### Task instructions
Make an exact copy of the records, with the pictures left out.

:: Records supplied ::

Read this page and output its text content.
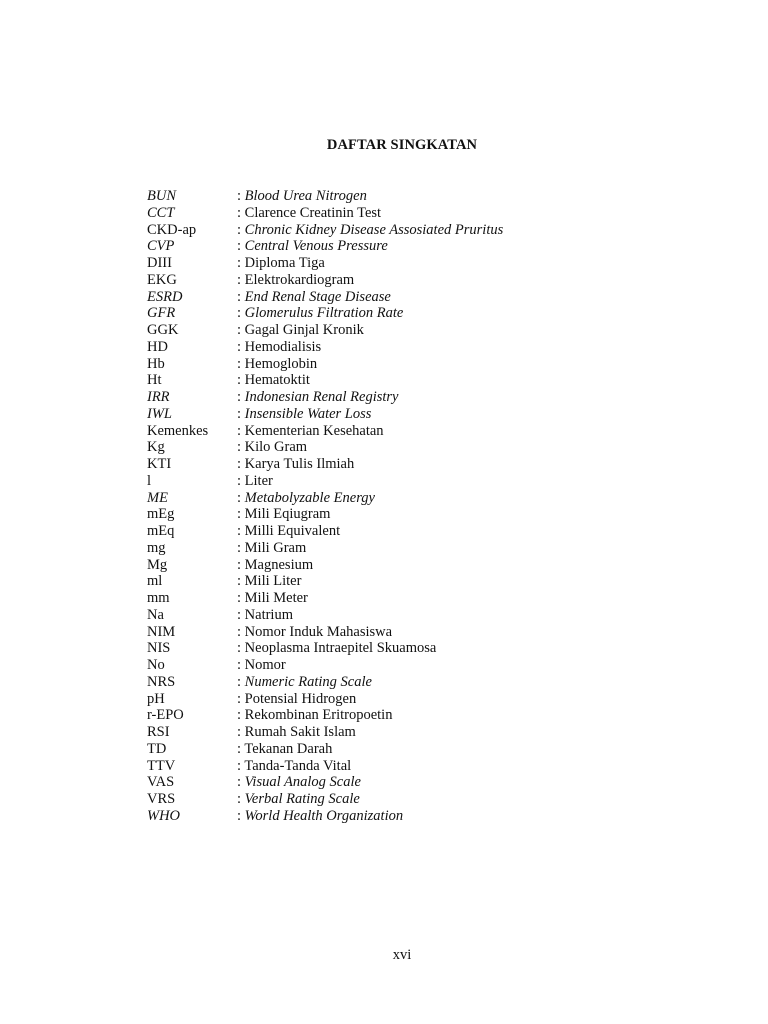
DAFTAR SINGKATAN
BUN	: Blood Urea Nitrogen
CCT	: Clarence Creatinin Test
CKD-ap	: Chronic Kidney Disease Assosiated Pruritus
CVP	: Central Venous Pressure
DIII	: Diploma Tiga
EKG	: Elektrokardiogram
ESRD	: End Renal Stage Disease
GFR	: Glomerulus Filtration Rate
GGK	: Gagal Ginjal Kronik
HD	: Hemodialisis
Hb	: Hemoglobin
Ht	: Hematoktit
IRR	: Indonesian Renal Registry
IWL	: Insensible Water Loss
Kemenkes : Kementerian Kesehatan
Kg	: Kilo Gram
KTI	: Karya Tulis Ilmiah
l	: Liter
ME	: Metabolyzable Energy
mEg	: Mili Eqiugram
mEq	: Milli Equivalent
mg	: Mili Gram
Mg	: Magnesium
ml	: Mili Liter
mm	: Mili Meter
Na	: Natrium
NIM	: Nomor Induk Mahasiswa
NIS	: Neoplasma Intraepitel Skuamosa
No	: Nomor
NRS	: Numeric Rating Scale
pH	: Potensial Hidrogen
r-EPO	: Rekombinan Eritropoetin
RSI	: Rumah Sakit Islam
TD	: Tekanan Darah
TTV	: Tanda-Tanda Vital
VAS	: Visual Analog Scale
VRS	: Verbal Rating Scale
WHO	: World Health Organization
xvi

:::

### Exercise result
Read this page and output its text content.
DAFTAR SINGKATAN
BUN	: Blood Urea Nitrogen
CCT	: Clarence Creatinin Test
CKD-ap	: Chronic Kidney Disease Assosiated Pruritus
CVP	: Central Venous Pressure
DIII	: Diploma Tiga
EKG	: Elektrokardiogram
ESRD	: End Renal Stage Disease
GFR	: Glomerulus Filtration Rate
GGK	: Gagal Ginjal Kronik
HD	: Hemodialisis
Hb	: Hemoglobin
Ht	: Hematoktit
IRR	: Indonesian Renal Registry
IWL	: Insensible Water Loss
Kemenkes : Kementerian Kesehatan
Kg	: Kilo Gram
KTI	: Karya Tulis Ilmiah
l	: Liter
ME	: Metabolyzable Energy
mEg	: Mili Eqiugram
mEq	: Milli Equivalent
mg	: Mili Gram
Mg	: Magnesium
ml	: Mili Liter
mm	: Mili Meter
Na	: Natrium
NIM	: Nomor Induk Mahasiswa
NIS	: Neoplasma Intraepitel Skuamosa
No	: Nomor
NRS	: Numeric Rating Scale
pH	: Potensial Hidrogen
r-EPO	: Rekombinan Eritropoetin
RSI	: Rumah Sakit Islam
TD	: Tekanan Darah
TTV	: Tanda-Tanda Vital
VAS	: Visual Analog Scale
VRS	: Verbal Rating Scale
WHO	: World Health Organization
xvi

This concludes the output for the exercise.